■ **INSTRUCTION**
Repeat the full listing, word for word.

━━━━━ SUPPLIED MATERIAL

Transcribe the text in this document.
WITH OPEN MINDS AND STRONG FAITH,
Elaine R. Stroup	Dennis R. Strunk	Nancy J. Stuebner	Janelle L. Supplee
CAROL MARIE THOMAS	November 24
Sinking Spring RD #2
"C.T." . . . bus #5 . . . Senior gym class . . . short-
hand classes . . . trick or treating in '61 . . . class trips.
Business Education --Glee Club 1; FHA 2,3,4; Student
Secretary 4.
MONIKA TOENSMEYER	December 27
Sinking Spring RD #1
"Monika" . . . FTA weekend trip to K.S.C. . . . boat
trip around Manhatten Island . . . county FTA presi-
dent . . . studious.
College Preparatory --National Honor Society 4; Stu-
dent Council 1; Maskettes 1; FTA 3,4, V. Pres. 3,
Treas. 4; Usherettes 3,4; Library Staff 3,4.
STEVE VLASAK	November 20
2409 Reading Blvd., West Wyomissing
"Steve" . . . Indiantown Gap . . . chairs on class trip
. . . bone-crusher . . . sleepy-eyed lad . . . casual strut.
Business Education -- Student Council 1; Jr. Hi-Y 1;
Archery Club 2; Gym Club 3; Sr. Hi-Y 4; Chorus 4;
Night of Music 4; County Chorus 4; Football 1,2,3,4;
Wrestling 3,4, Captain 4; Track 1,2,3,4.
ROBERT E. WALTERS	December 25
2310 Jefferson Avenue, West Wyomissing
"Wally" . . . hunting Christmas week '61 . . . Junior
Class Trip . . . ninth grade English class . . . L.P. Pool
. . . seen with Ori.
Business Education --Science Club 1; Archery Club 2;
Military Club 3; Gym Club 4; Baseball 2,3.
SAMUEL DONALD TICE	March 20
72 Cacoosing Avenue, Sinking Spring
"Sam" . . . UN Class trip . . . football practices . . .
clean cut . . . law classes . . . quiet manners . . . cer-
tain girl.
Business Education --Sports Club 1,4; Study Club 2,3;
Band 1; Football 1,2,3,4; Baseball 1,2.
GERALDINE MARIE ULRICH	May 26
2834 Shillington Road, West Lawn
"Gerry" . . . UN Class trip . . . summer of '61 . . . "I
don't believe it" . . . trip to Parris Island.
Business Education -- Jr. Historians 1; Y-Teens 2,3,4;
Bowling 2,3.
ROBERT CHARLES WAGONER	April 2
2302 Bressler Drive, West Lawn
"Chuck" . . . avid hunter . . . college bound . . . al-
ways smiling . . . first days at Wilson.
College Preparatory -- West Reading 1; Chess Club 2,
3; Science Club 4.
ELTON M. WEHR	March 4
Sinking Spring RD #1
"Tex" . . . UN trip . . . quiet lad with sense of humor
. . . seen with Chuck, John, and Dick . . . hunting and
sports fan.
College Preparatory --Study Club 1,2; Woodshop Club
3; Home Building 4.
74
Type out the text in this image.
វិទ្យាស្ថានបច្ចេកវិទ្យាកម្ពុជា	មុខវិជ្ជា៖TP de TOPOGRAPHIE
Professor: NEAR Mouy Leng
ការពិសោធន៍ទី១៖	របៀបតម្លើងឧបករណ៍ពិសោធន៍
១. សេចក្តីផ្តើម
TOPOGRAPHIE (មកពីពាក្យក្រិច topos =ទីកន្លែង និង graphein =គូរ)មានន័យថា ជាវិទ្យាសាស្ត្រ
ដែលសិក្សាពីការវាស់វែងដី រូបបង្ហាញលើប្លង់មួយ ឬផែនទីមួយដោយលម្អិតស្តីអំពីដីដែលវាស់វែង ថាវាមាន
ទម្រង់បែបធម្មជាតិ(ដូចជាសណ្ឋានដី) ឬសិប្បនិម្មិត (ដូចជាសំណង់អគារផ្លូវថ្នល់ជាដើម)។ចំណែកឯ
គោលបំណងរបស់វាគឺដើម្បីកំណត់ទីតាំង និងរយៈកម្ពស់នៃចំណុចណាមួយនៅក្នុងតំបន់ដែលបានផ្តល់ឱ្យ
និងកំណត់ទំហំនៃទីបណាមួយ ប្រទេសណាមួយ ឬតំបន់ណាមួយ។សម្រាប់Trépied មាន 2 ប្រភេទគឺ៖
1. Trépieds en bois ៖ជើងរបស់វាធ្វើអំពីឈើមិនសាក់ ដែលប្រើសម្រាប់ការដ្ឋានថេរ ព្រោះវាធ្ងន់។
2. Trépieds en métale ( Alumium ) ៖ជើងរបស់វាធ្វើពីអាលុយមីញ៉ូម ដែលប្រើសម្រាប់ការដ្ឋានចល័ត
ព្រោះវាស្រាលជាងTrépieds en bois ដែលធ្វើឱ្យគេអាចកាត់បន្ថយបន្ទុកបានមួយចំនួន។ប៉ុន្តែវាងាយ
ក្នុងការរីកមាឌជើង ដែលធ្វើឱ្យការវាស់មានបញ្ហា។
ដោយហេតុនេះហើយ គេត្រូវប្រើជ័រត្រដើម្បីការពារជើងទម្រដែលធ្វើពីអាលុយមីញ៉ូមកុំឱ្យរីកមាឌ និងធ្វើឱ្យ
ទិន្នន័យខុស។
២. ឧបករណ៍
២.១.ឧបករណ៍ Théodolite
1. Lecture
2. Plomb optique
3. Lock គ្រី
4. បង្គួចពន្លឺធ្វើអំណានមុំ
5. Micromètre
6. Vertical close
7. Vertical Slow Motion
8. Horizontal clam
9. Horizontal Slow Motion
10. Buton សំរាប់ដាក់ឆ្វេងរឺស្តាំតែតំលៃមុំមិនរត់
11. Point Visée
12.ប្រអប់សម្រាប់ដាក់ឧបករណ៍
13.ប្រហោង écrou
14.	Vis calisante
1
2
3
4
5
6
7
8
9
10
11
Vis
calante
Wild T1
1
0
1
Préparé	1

━━━━━━━━━━

■ **EXERCISE ANSWER**
Transcribe the text in this document.
WITH OPEN MINDS AND STRONG FAITH,
Elaine R. Stroup	Dennis R. Strunk	Nancy J. Stuebner	Janelle L. Supplee
CAROL MARIE THOMAS	November 24
Sinking Spring RD #2
"C.T." . . . bus #5 . . . Senior gym class . . . short-
hand classes . . . trick or treating in '61 . . . class trips.
Business Education --Glee Club 1; FHA 2,3,4; Student
Secretary 4.
MONIKA TOENSMEYER	December 27
Sinking Spring RD #1
"Monika" . . . FTA weekend trip to K.S.C. . . . boat
trip around Manhatten Island . . . county FTA presi-
dent . . . studious.
College Preparatory --National Honor Society 4; Stu-
dent Council 1; Maskettes 1; FTA 3,4, V. Pres. 3,
Treas. 4; Usherettes 3,4; Library Staff 3,4.
STEVE VLASAK	November 20
2409 Reading Blvd., West Wyomissing
"Steve" . . . Indiantown Gap . . . chairs on class trip
. . . bone-crusher . . . sleepy-eyed lad . . . casual strut.
Business Education -- Student Council 1; Jr. Hi-Y 1;
Archery Club 2; Gym Club 3; Sr. Hi-Y 4; Chorus 4;
Night of Music 4; County Chorus 4; Football 1,2,3,4;
Wrestling 3,4, Captain 4; Track 1,2,3,4.
ROBERT E. WALTERS	December 25
2310 Jefferson Avenue, West Wyomissing
"Wally" . . . hunting Christmas week '61 . . . Junior
Class Trip . . . ninth grade English class . . . L.P. Pool
. . . seen with Ori.
Business Education --Science Club 1; Archery Club 2;
Military Club 3; Gym Club 4; Baseball 2,3.
SAMUEL DONALD TICE	March 20
72 Cacoosing Avenue, Sinking Spring
"Sam" . . . UN Class trip . . . football practices . . .
clean cut . . . law classes . . . quiet manners . . . cer-
tain girl.
Business Education --Sports Club 1,4; Study Club 2,3;
Band 1; Football 1,2,3,4; Baseball 1,2.
GERALDINE MARIE ULRICH	May 26
2834 Shillington Road, West Lawn
"Gerry" . . . UN Class trip . . . summer of '61 . . . "I
don't believe it" . . . trip to Parris Island.
Business Education -- Jr. Historians 1; Y-Teens 2,3,4;
Bowling 2,3.
ROBERT CHARLES WAGONER	April 2
2302 Bressler Drive, West Lawn
"Chuck" . . . avid hunter . . . college bound . . . al-
ways smiling . . . first days at Wilson.
College Preparatory -- West Reading 1; Chess Club 2,
3; Science Club 4.
ELTON M. WEHR	March 4
Sinking Spring RD #1
"Tex" . . . UN trip . . . quiet lad with sense of humor
. . . seen with Chuck, John, and Dick . . . hunting and
sports fan.
College Preparatory --Study Club 1,2; Woodshop Club
3; Home Building 4.
74
Type out the text in this image.
វិទ្យាស្ថានបច្ចេកវិទ្យាកម្ពុជា	មុខវិជ្ជា៖TP de TOPOGRAPHIE
Professor: NEAR Mouy Leng
ការពិសោធន៍ទី១៖	របៀបតម្លើងឧបករណ៍ពិសោធន៍
១. សេចក្តីផ្តើម
TOPOGRAPHIE (មកពីពាក្យក្រិច topos =ទីកន្លែង និង graphein =គូរ)មានន័យថា ជាវិទ្យាសាស្ត្រ
ដែលសិក្សាពីការវាស់វែងដី រូបបង្ហាញលើប្លង់មួយ ឬផែនទីមួយដោយលម្អិតស្តីអំពីដីដែលវាស់វែង ថាវាមាន
ទម្រង់បែបធម្មជាតិ(ដូចជាសណ្ឋានដី) ឬសិប្បនិម្មិត (ដូចជាសំណង់អគារផ្លូវថ្នល់ជាដើម)។ចំណែកឯ
គោលបំណងរបស់វាគឺដើម្បីកំណត់ទីតាំង និងរយៈកម្ពស់នៃចំណុចណាមួយនៅក្នុងតំបន់ដែលបានផ្តល់ឱ្យ
និងកំណត់ទំហំនៃទីបណាមួយ ប្រទេសណាមួយ ឬតំបន់ណាមួយ។សម្រាប់Trépied មាន 2 ប្រភេទគឺ៖
1. Trépieds en bois ៖ជើងរបស់វាធ្វើអំពីឈើមិនសាក់ ដែលប្រើសម្រាប់ការដ្ឋានថេរ ព្រោះវាធ្ងន់។
2. Trépieds en métale ( Alumium ) ៖ជើងរបស់វាធ្វើពីអាលុយមីញ៉ូម ដែលប្រើសម្រាប់ការដ្ឋានចល័ត
ព្រោះវាស្រាលជាងTrépieds en bois ដែលធ្វើឱ្យគេអាចកាត់បន្ថយបន្ទុកបានមួយចំនួន។ប៉ុន្តែវាងាយ
ក្នុងការរីកមាឌជើង ដែលធ្វើឱ្យការវាស់មានបញ្ហា។
ដោយហេតុនេះហើយ គេត្រូវប្រើជ័រត្រដើម្បីការពារជើងទម្រដែលធ្វើពីអាលុយមីញ៉ូមកុំឱ្យរីកមាឌ និងធ្វើឱ្យ
ទិន្នន័យខុស។
២. ឧបករណ៍
២.១.ឧបករណ៍ Théodolite
1. Lecture
2. Plomb optique
3. Lock គ្រី
4. បង្គួចពន្លឺធ្វើអំណានមុំ
5. Micromètre
6. Vertical close
7. Vertical Slow Motion
8. Horizontal clam
9. Horizontal Slow Motion
10. Buton សំរាប់ដាក់ឆ្វេងរឺស្តាំតែតំលៃមុំមិនរត់
11. Point Visée
12.ប្រអប់សម្រាប់ដាក់ឧបករណ៍
13.ប្រហោង écrou
14.	Vis calisante
1
2
3
4
5
6
7
8
9
10
11
Vis
calante
Wild T1
1
0
1
Préparé	1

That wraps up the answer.